> [What is expected] Below is a listing; write it out exactly and drop any images from it.

Start of Records to use

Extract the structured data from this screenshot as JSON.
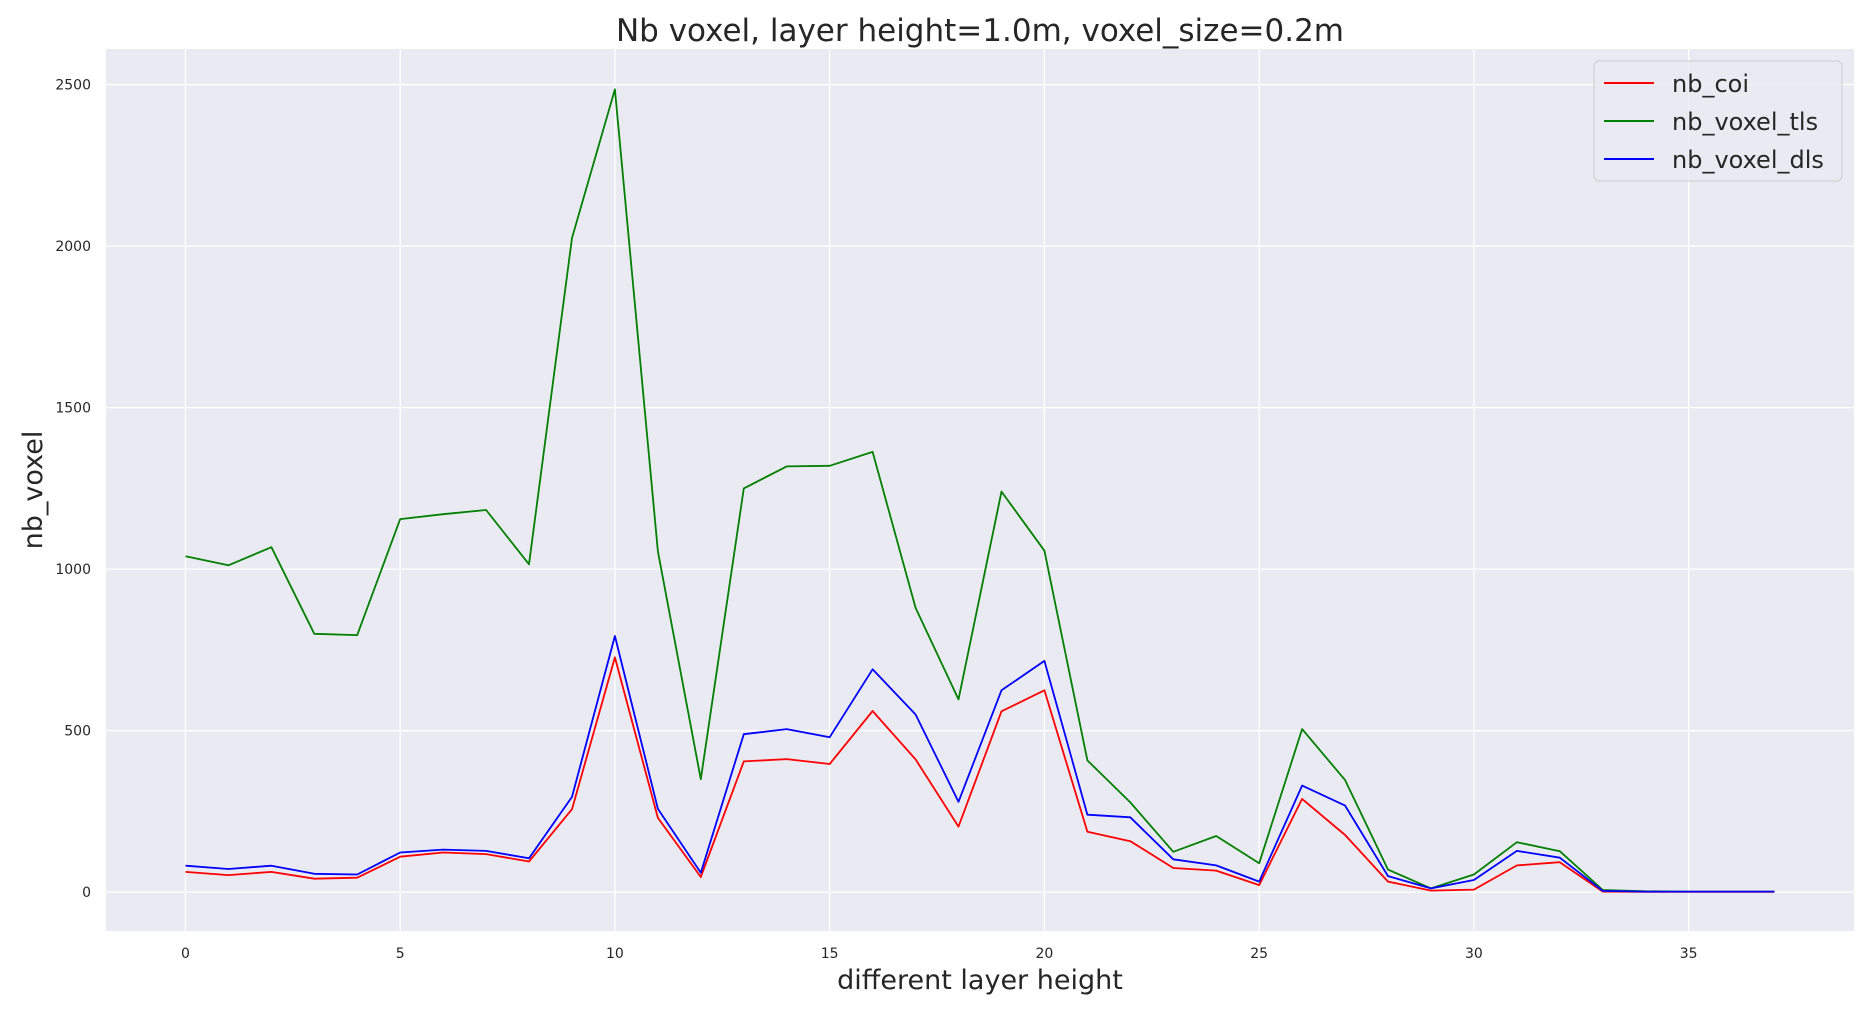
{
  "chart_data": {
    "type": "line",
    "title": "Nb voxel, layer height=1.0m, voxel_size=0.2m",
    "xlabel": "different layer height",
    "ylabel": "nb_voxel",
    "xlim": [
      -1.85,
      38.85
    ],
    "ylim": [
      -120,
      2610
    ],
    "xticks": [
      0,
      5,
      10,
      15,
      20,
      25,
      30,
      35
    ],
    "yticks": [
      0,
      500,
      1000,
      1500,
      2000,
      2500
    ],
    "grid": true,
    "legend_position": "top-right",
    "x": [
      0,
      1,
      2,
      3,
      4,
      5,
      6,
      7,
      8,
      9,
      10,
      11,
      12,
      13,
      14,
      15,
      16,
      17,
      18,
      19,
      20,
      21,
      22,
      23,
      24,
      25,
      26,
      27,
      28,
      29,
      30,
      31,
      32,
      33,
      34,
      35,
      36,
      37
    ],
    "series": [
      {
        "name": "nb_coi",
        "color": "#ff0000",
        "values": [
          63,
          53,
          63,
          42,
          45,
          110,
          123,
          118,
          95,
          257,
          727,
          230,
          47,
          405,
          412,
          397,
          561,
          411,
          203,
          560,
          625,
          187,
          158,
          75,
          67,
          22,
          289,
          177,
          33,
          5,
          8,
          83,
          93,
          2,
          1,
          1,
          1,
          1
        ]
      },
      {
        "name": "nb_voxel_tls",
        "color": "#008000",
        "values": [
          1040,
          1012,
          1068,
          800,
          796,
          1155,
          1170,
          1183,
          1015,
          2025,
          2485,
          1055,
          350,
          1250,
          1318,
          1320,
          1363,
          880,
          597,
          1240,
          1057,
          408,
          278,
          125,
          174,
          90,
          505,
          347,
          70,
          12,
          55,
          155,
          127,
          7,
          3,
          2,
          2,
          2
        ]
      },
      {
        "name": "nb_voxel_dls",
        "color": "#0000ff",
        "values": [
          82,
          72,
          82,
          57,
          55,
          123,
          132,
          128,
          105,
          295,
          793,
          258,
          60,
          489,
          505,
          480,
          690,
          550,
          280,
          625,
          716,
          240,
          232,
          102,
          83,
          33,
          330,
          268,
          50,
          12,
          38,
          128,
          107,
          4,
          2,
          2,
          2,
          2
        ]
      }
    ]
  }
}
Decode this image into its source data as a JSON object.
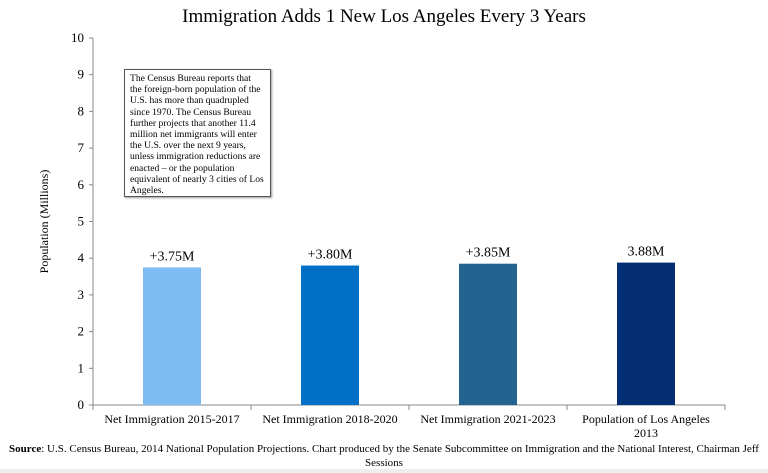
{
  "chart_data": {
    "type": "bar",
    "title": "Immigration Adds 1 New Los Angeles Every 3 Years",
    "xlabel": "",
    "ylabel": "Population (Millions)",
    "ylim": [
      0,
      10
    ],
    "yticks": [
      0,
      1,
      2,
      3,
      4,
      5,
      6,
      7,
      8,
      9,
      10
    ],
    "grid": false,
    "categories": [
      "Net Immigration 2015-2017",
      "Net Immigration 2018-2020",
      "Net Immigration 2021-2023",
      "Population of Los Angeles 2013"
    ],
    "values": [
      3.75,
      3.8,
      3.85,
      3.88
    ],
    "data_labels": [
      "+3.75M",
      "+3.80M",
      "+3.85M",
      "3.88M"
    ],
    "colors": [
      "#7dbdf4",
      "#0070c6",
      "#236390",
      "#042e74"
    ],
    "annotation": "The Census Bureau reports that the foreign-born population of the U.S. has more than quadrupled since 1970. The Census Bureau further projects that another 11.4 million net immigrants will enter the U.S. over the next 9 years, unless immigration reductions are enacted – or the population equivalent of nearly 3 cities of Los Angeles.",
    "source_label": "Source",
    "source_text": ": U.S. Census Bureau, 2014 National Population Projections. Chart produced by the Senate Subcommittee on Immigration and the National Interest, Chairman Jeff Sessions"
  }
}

End of Records to use

> [Finished exercise]
Extract the structured data from this screenshot as JSON.
{
  "chart_data": {
    "type": "line",
    "title": "Nb voxel, layer height=1.0m, voxel_size=0.2m",
    "xlabel": "different layer height",
    "ylabel": "nb_voxel",
    "xlim": [
      -1.85,
      38.85
    ],
    "ylim": [
      -120,
      2610
    ],
    "xticks": [
      0,
      5,
      10,
      15,
      20,
      25,
      30,
      35
    ],
    "yticks": [
      0,
      500,
      1000,
      1500,
      2000,
      2500
    ],
    "grid": true,
    "legend_position": "top-right",
    "x": [
      0,
      1,
      2,
      3,
      4,
      5,
      6,
      7,
      8,
      9,
      10,
      11,
      12,
      13,
      14,
      15,
      16,
      17,
      18,
      19,
      20,
      21,
      22,
      23,
      24,
      25,
      26,
      27,
      28,
      29,
      30,
      31,
      32,
      33,
      34,
      35,
      36,
      37
    ],
    "series": [
      {
        "name": "nb_coi",
        "color": "#ff0000",
        "values": [
          63,
          53,
          63,
          42,
          45,
          110,
          123,
          118,
          95,
          257,
          727,
          230,
          47,
          405,
          412,
          397,
          561,
          411,
          203,
          560,
          625,
          187,
          158,
          75,
          67,
          22,
          289,
          177,
          33,
          5,
          8,
          83,
          93,
          2,
          1,
          1,
          1,
          1
        ]
      },
      {
        "name": "nb_voxel_tls",
        "color": "#008000",
        "values": [
          1040,
          1012,
          1068,
          800,
          796,
          1155,
          1170,
          1183,
          1015,
          2025,
          2485,
          1055,
          350,
          1250,
          1318,
          1320,
          1363,
          880,
          597,
          1240,
          1057,
          408,
          278,
          125,
          174,
          90,
          505,
          347,
          70,
          12,
          55,
          155,
          127,
          7,
          3,
          2,
          2,
          2
        ]
      },
      {
        "name": "nb_voxel_dls",
        "color": "#0000ff",
        "values": [
          82,
          72,
          82,
          57,
          55,
          123,
          132,
          128,
          105,
          295,
          793,
          258,
          60,
          489,
          505,
          480,
          690,
          550,
          280,
          625,
          716,
          240,
          232,
          102,
          83,
          33,
          330,
          268,
          50,
          12,
          38,
          128,
          107,
          4,
          2,
          2,
          2,
          2
        ]
      }
    ]
  }
}
Decode this image into its source data as a JSON object.
{
  "chart_data": {
    "type": "bar",
    "title": "Immigration Adds 1 New Los Angeles Every 3 Years",
    "xlabel": "",
    "ylabel": "Population (Millions)",
    "ylim": [
      0,
      10
    ],
    "yticks": [
      0,
      1,
      2,
      3,
      4,
      5,
      6,
      7,
      8,
      9,
      10
    ],
    "grid": false,
    "categories": [
      "Net Immigration 2015-2017",
      "Net Immigration 2018-2020",
      "Net Immigration 2021-2023",
      "Population of Los Angeles 2013"
    ],
    "values": [
      3.75,
      3.8,
      3.85,
      3.88
    ],
    "data_labels": [
      "+3.75M",
      "+3.80M",
      "+3.85M",
      "3.88M"
    ],
    "colors": [
      "#7dbdf4",
      "#0070c6",
      "#236390",
      "#042e74"
    ],
    "annotation": "The Census Bureau reports that the foreign-born population of the U.S. has more than quadrupled since 1970. The Census Bureau further projects that another 11.4 million net immigrants will enter the U.S. over the next 9 years, unless immigration reductions are enacted – or the population equivalent of nearly 3 cities of Los Angeles.",
    "source_label": "Source",
    "source_text": ": U.S. Census Bureau, 2014 National Population Projections. Chart produced by the Senate Subcommittee on Immigration and the National Interest, Chairman Jeff Sessions"
  }
}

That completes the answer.